Challenge:
Write out each line in which the string "this" is present.

Data excerpts
####################
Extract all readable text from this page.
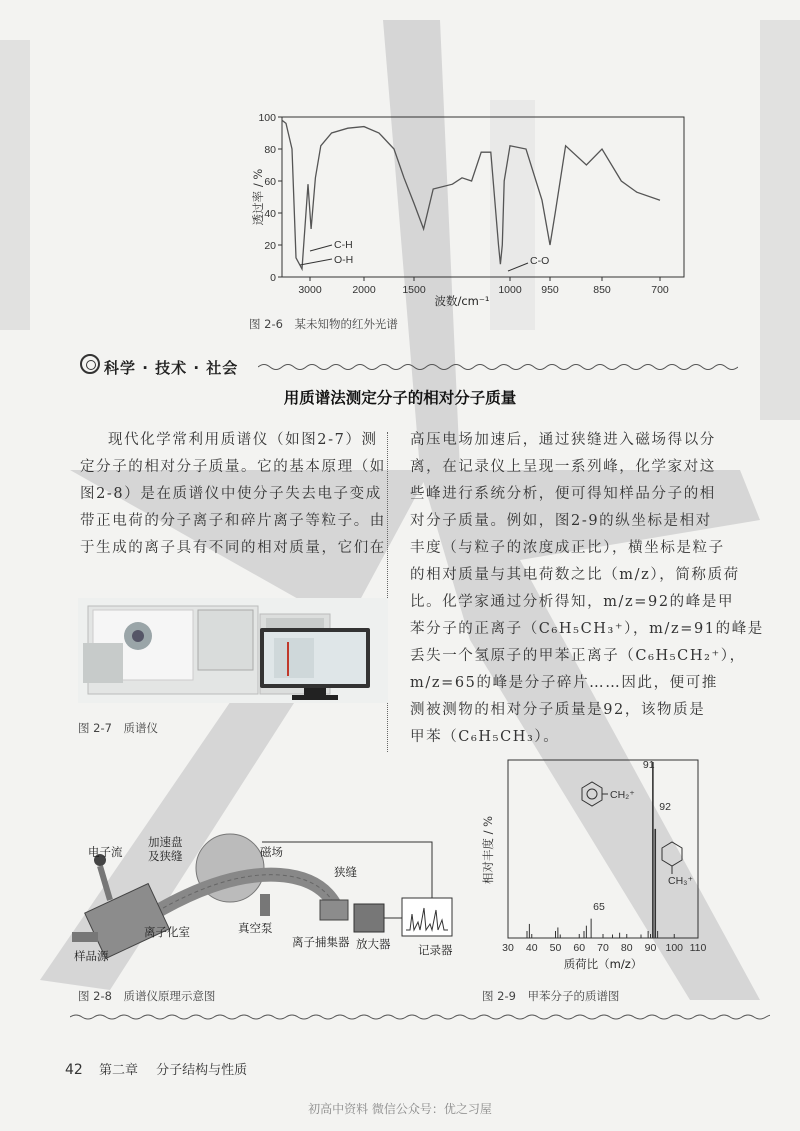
0
20
40
60
80
100
3000	2000	1500	1000 950	850	700
透过率 / %
波数/cm⁻¹
C-H
O-H	C-O
图 2-6　某未知物的红外光谱
科学 · 技术 · 社会
用质谱法测定分子的相对分子质量
现代化学常利用质谱仪（如图2-7）测
定分子的相对分子质量。它的基本原理（如
图2-8）是在质谱仪中使分子失去电子变成
带正电荷的分子离子和碎片离子等粒子。由
于生成的离子具有不同的相对质量，它们在
高压电场加速后，通过狭缝进入磁场得以分
离，在记录仪上呈现一系列峰，化学家对这
些峰进行系统分析，便可得知样品分子的相
对分子质量。例如，图2-9的纵坐标是相对
丰度（与粒子的浓度成正比），横坐标是粒子
的相对质量与其电荷数之比（m/z），简称质荷
比。化学家通过分析得知，m/z=92的峰是甲
苯分子的正离子（C₆H₅CH₃⁺），m/z=91的峰是
丢失一个氢原子的甲苯正离子（C₆H₅CH₂⁺），
m/z=65的峰是分子碎片……因此，便可推
测被测物的相对分子质量是92，该物质是
甲苯（C₆H₅CH₃）。
图 2-7　质谱仪
电子流
加速盘
及狭缝	磁场
狭缝
离子化室	真空泵
离子捕集器 放大器 记录器
样品源
图 2-8　质谱仪原理示意图
30 40 50 60 70 80 90 100 110
91
92
65
相对丰度 / %
质荷比（m/z）
CH₂⁺
CH₃⁺
图 2-9　甲苯分子的质谱图
42 第二章 分子结构与性质
初高中资料 微信公众号：优之习屋
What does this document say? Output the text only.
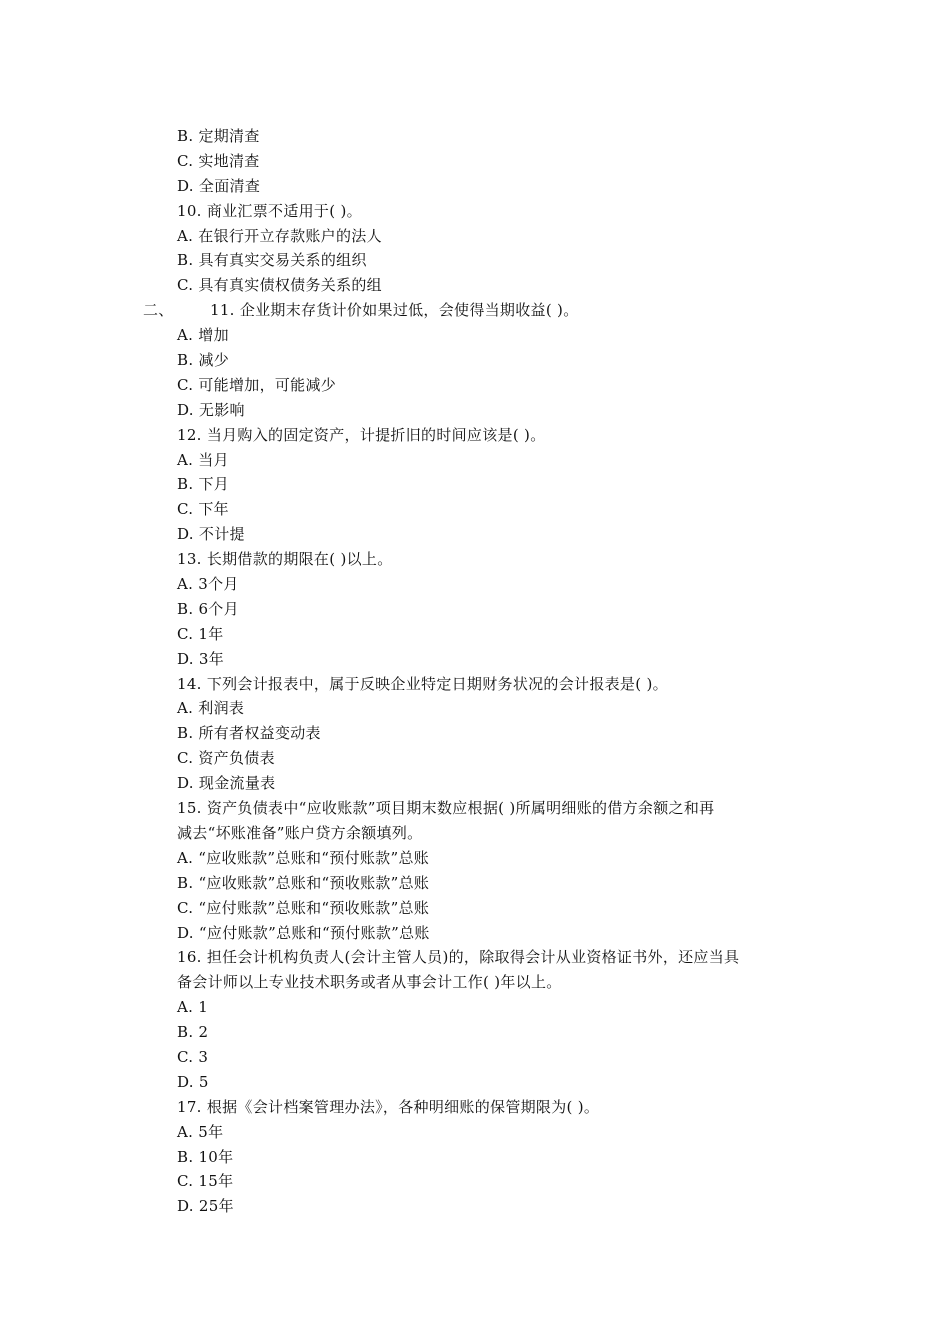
B. 定期清查
C. 实地清查
D. 全面清查
10. 商业汇票不适用于( )。
A. 在银行开立存款账户的法人
B. 具有真实交易关系的组织
C. 具有真实债权债务关系的组
二、 11. 企业期末存货计价如果过低，会使得当期收益( )。
A. 增加
B. 减少
C. 可能增加，可能减少
D. 无影响
12. 当月购入的固定资产，计提折旧的时间应该是( )。
A. 当月
B. 下月
C. 下年
D. 不计提
13. 长期借款的期限在( )以上。
A. 3个月
B. 6个月
C. 1年
D. 3年
14. 下列会计报表中，属于反映企业特定日期财务状况的会计报表是( )。
A. 利润表
B. 所有者权益变动表
C. 资产负债表
D. 现金流量表
15. 资产负债表中“应收账款”项目期末数应根据( )所属明细账的借方余额之和再
减去“坏账准备”账户贷方余额填列。
A. “应收账款”总账和“预付账款”总账
B. “应收账款”总账和“预收账款”总账
C. “应付账款”总账和“预收账款”总账
D. “应付账款”总账和“预付账款”总账
16. 担任会计机构负责人(会计主管人员)的，除取得会计从业资格证书外，还应当具
备会计师以上专业技术职务或者从事会计工作( )年以上。
A. 1
B. 2
C. 3
D. 5
17. 根据《会计档案管理办法》，各种明细账的保管期限为( )。
A. 5年
B. 10年
C. 15年
D. 25年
####################
Solution:
Extract all readable text from this page.
What does this document say? Output the text only.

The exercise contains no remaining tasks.